A run of records:
------------------------------------
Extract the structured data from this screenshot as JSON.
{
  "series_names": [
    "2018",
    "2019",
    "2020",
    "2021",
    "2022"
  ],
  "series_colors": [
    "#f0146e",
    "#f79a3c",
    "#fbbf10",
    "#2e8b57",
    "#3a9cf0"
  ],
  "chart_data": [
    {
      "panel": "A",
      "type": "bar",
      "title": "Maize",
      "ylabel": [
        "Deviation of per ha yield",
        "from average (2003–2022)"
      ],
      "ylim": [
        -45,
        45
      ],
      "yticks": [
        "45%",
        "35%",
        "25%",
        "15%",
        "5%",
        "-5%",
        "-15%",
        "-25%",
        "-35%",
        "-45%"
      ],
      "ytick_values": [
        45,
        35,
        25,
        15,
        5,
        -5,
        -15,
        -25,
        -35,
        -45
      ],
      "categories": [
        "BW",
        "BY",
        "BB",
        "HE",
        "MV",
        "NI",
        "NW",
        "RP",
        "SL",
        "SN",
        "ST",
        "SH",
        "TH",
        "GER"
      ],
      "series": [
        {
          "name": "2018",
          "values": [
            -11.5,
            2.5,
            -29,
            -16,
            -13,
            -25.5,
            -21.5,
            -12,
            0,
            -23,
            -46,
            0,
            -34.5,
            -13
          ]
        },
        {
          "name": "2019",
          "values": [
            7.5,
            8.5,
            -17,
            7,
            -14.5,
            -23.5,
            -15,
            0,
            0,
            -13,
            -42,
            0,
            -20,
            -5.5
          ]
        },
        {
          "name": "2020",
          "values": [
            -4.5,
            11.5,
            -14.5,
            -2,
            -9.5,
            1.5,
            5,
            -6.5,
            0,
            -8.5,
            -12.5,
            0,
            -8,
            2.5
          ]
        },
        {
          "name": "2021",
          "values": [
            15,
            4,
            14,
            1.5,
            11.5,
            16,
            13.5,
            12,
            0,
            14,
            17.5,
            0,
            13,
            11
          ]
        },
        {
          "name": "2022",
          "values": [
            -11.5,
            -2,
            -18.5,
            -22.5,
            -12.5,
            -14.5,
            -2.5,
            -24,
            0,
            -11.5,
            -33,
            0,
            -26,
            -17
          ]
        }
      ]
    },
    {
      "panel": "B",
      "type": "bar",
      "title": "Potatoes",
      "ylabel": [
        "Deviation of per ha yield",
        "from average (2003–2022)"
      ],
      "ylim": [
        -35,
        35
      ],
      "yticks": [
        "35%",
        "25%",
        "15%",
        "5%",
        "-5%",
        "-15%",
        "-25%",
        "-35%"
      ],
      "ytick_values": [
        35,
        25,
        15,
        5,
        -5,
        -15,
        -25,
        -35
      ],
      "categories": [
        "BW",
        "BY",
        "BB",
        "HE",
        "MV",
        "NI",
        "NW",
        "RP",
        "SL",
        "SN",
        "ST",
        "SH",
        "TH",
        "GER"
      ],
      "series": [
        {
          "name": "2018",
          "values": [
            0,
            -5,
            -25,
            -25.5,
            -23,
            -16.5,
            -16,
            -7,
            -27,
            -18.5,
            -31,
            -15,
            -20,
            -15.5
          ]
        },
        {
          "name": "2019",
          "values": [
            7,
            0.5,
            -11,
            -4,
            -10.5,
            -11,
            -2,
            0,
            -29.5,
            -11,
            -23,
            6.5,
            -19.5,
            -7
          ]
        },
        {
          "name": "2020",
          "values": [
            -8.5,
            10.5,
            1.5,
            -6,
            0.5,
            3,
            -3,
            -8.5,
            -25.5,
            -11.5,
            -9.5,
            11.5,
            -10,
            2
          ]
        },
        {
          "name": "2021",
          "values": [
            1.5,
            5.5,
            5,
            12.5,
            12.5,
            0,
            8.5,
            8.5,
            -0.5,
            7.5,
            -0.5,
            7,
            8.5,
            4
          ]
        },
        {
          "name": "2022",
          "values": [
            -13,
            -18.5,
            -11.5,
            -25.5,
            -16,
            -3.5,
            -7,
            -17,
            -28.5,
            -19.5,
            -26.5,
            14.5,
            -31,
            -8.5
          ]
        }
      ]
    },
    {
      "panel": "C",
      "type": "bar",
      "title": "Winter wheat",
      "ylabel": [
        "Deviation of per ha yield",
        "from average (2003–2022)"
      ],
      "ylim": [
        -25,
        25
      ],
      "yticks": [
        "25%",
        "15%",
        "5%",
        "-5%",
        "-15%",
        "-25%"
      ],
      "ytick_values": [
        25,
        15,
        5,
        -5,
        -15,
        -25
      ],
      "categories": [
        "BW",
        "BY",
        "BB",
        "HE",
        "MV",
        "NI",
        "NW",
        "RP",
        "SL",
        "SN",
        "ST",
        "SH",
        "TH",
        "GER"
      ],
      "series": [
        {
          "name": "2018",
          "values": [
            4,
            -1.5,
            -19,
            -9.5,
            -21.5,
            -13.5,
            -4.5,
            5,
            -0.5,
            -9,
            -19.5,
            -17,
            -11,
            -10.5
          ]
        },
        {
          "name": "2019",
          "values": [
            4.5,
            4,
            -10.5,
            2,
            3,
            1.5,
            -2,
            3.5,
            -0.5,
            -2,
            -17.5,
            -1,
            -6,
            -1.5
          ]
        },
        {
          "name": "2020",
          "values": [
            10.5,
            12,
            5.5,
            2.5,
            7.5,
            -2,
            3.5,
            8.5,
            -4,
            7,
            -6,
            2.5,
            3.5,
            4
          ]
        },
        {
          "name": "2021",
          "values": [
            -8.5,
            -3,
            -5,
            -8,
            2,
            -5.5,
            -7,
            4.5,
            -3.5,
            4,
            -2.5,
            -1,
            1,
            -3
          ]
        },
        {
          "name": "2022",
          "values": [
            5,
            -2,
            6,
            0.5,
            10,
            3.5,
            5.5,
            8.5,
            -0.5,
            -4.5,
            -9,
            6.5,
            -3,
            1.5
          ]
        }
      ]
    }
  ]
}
------------------------------------
EXERCISE AIM: Repeat the material in full, exactly as it stands.

TASK ANSWER:
Extract the structured data from this screenshot as JSON.
{
  "series_names": [
    "2018",
    "2019",
    "2020",
    "2021",
    "2022"
  ],
  "series_colors": [
    "#f0146e",
    "#f79a3c",
    "#fbbf10",
    "#2e8b57",
    "#3a9cf0"
  ],
  "chart_data": [
    {
      "panel": "A",
      "type": "bar",
      "title": "Maize",
      "ylabel": [
        "Deviation of per ha yield",
        "from average (2003–2022)"
      ],
      "ylim": [
        -45,
        45
      ],
      "yticks": [
        "45%",
        "35%",
        "25%",
        "15%",
        "5%",
        "-5%",
        "-15%",
        "-25%",
        "-35%",
        "-45%"
      ],
      "ytick_values": [
        45,
        35,
        25,
        15,
        5,
        -5,
        -15,
        -25,
        -35,
        -45
      ],
      "categories": [
        "BW",
        "BY",
        "BB",
        "HE",
        "MV",
        "NI",
        "NW",
        "RP",
        "SL",
        "SN",
        "ST",
        "SH",
        "TH",
        "GER"
      ],
      "series": [
        {
          "name": "2018",
          "values": [
            -11.5,
            2.5,
            -29,
            -16,
            -13,
            -25.5,
            -21.5,
            -12,
            0,
            -23,
            -46,
            0,
            -34.5,
            -13
          ]
        },
        {
          "name": "2019",
          "values": [
            7.5,
            8.5,
            -17,
            7,
            -14.5,
            -23.5,
            -15,
            0,
            0,
            -13,
            -42,
            0,
            -20,
            -5.5
          ]
        },
        {
          "name": "2020",
          "values": [
            -4.5,
            11.5,
            -14.5,
            -2,
            -9.5,
            1.5,
            5,
            -6.5,
            0,
            -8.5,
            -12.5,
            0,
            -8,
            2.5
          ]
        },
        {
          "name": "2021",
          "values": [
            15,
            4,
            14,
            1.5,
            11.5,
            16,
            13.5,
            12,
            0,
            14,
            17.5,
            0,
            13,
            11
          ]
        },
        {
          "name": "2022",
          "values": [
            -11.5,
            -2,
            -18.5,
            -22.5,
            -12.5,
            -14.5,
            -2.5,
            -24,
            0,
            -11.5,
            -33,
            0,
            -26,
            -17
          ]
        }
      ]
    },
    {
      "panel": "B",
      "type": "bar",
      "title": "Potatoes",
      "ylabel": [
        "Deviation of per ha yield",
        "from average (2003–2022)"
      ],
      "ylim": [
        -35,
        35
      ],
      "yticks": [
        "35%",
        "25%",
        "15%",
        "5%",
        "-5%",
        "-15%",
        "-25%",
        "-35%"
      ],
      "ytick_values": [
        35,
        25,
        15,
        5,
        -5,
        -15,
        -25,
        -35
      ],
      "categories": [
        "BW",
        "BY",
        "BB",
        "HE",
        "MV",
        "NI",
        "NW",
        "RP",
        "SL",
        "SN",
        "ST",
        "SH",
        "TH",
        "GER"
      ],
      "series": [
        {
          "name": "2018",
          "values": [
            0,
            -5,
            -25,
            -25.5,
            -23,
            -16.5,
            -16,
            -7,
            -27,
            -18.5,
            -31,
            -15,
            -20,
            -15.5
          ]
        },
        {
          "name": "2019",
          "values": [
            7,
            0.5,
            -11,
            -4,
            -10.5,
            -11,
            -2,
            0,
            -29.5,
            -11,
            -23,
            6.5,
            -19.5,
            -7
          ]
        },
        {
          "name": "2020",
          "values": [
            -8.5,
            10.5,
            1.5,
            -6,
            0.5,
            3,
            -3,
            -8.5,
            -25.5,
            -11.5,
            -9.5,
            11.5,
            -10,
            2
          ]
        },
        {
          "name": "2021",
          "values": [
            1.5,
            5.5,
            5,
            12.5,
            12.5,
            0,
            8.5,
            8.5,
            -0.5,
            7.5,
            -0.5,
            7,
            8.5,
            4
          ]
        },
        {
          "name": "2022",
          "values": [
            -13,
            -18.5,
            -11.5,
            -25.5,
            -16,
            -3.5,
            -7,
            -17,
            -28.5,
            -19.5,
            -26.5,
            14.5,
            -31,
            -8.5
          ]
        }
      ]
    },
    {
      "panel": "C",
      "type": "bar",
      "title": "Winter wheat",
      "ylabel": [
        "Deviation of per ha yield",
        "from average (2003–2022)"
      ],
      "ylim": [
        -25,
        25
      ],
      "yticks": [
        "25%",
        "15%",
        "5%",
        "-5%",
        "-15%",
        "-25%"
      ],
      "ytick_values": [
        25,
        15,
        5,
        -5,
        -15,
        -25
      ],
      "categories": [
        "BW",
        "BY",
        "BB",
        "HE",
        "MV",
        "NI",
        "NW",
        "RP",
        "SL",
        "SN",
        "ST",
        "SH",
        "TH",
        "GER"
      ],
      "series": [
        {
          "name": "2018",
          "values": [
            4,
            -1.5,
            -19,
            -9.5,
            -21.5,
            -13.5,
            -4.5,
            5,
            -0.5,
            -9,
            -19.5,
            -17,
            -11,
            -10.5
          ]
        },
        {
          "name": "2019",
          "values": [
            4.5,
            4,
            -10.5,
            2,
            3,
            1.5,
            -2,
            3.5,
            -0.5,
            -2,
            -17.5,
            -1,
            -6,
            -1.5
          ]
        },
        {
          "name": "2020",
          "values": [
            10.5,
            12,
            5.5,
            2.5,
            7.5,
            -2,
            3.5,
            8.5,
            -4,
            7,
            -6,
            2.5,
            3.5,
            4
          ]
        },
        {
          "name": "2021",
          "values": [
            -8.5,
            -3,
            -5,
            -8,
            2,
            -5.5,
            -7,
            4.5,
            -3.5,
            4,
            -2.5,
            -1,
            1,
            -3
          ]
        },
        {
          "name": "2022",
          "values": [
            5,
            -2,
            6,
            0.5,
            10,
            3.5,
            5.5,
            8.5,
            -0.5,
            -4.5,
            -9,
            6.5,
            -3,
            1.5
          ]
        }
      ]
    }
  ]
}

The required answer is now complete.